TASK DETAILS
Write every record out again exactly as given.

DATA EXTRACT
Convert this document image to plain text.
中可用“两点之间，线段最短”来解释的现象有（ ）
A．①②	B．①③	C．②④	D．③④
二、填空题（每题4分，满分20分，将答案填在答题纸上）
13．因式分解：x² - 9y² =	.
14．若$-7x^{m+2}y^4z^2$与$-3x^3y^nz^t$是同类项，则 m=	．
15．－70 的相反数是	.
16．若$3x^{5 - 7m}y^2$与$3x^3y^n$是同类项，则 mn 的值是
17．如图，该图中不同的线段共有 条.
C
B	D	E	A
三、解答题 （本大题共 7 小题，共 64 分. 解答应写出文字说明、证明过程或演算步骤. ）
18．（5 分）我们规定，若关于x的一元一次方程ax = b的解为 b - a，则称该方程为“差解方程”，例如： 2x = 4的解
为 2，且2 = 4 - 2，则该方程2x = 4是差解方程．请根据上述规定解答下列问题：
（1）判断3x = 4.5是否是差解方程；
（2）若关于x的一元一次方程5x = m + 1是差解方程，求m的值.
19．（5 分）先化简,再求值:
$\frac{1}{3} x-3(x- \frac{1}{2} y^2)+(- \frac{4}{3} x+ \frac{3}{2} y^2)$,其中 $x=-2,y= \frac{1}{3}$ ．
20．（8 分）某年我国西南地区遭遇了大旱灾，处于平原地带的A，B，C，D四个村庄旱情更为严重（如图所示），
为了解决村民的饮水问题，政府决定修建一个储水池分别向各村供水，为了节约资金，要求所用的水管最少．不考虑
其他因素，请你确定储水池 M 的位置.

SOLUTION TO THIS EXERCISE
Convert this document image to plain text.
中可用“两点之间，线段最短”来解释的现象有（ ）
A．①②	B．①③	C．②④	D．③④
二、填空题（每题4分，满分20分，将答案填在答题纸上）
13．因式分解：x² - 9y² =	.
14．若$-7x^{m+2}y^4z^2$与$-3x^3y^nz^t$是同类项，则 m=	．
15．－70 的相反数是	.
16．若$3x^{5 - 7m}y^2$与$3x^3y^n$是同类项，则 mn 的值是
17．如图，该图中不同的线段共有 条.
C
B	D	E	A
三、解答题 （本大题共 7 小题，共 64 分. 解答应写出文字说明、证明过程或演算步骤. ）
18．（5 分）我们规定，若关于x的一元一次方程ax = b的解为 b - a，则称该方程为“差解方程”，例如： 2x = 4的解
为 2，且2 = 4 - 2，则该方程2x = 4是差解方程．请根据上述规定解答下列问题：
（1）判断3x = 4.5是否是差解方程；
（2）若关于x的一元一次方程5x = m + 1是差解方程，求m的值.
19．（5 分）先化简,再求值:
$\frac{1}{3} x-3(x- \frac{1}{2} y^2)+(- \frac{4}{3} x+ \frac{3}{2} y^2)$,其中 $x=-2,y= \frac{1}{3}$ ．
20．（8 分）某年我国西南地区遭遇了大旱灾，处于平原地带的A，B，C，D四个村庄旱情更为严重（如图所示），
为了解决村民的饮水问题，政府决定修建一个储水池分别向各村供水，为了节约资金，要求所用的水管最少．不考虑
其他因素，请你确定储水池 M 的位置.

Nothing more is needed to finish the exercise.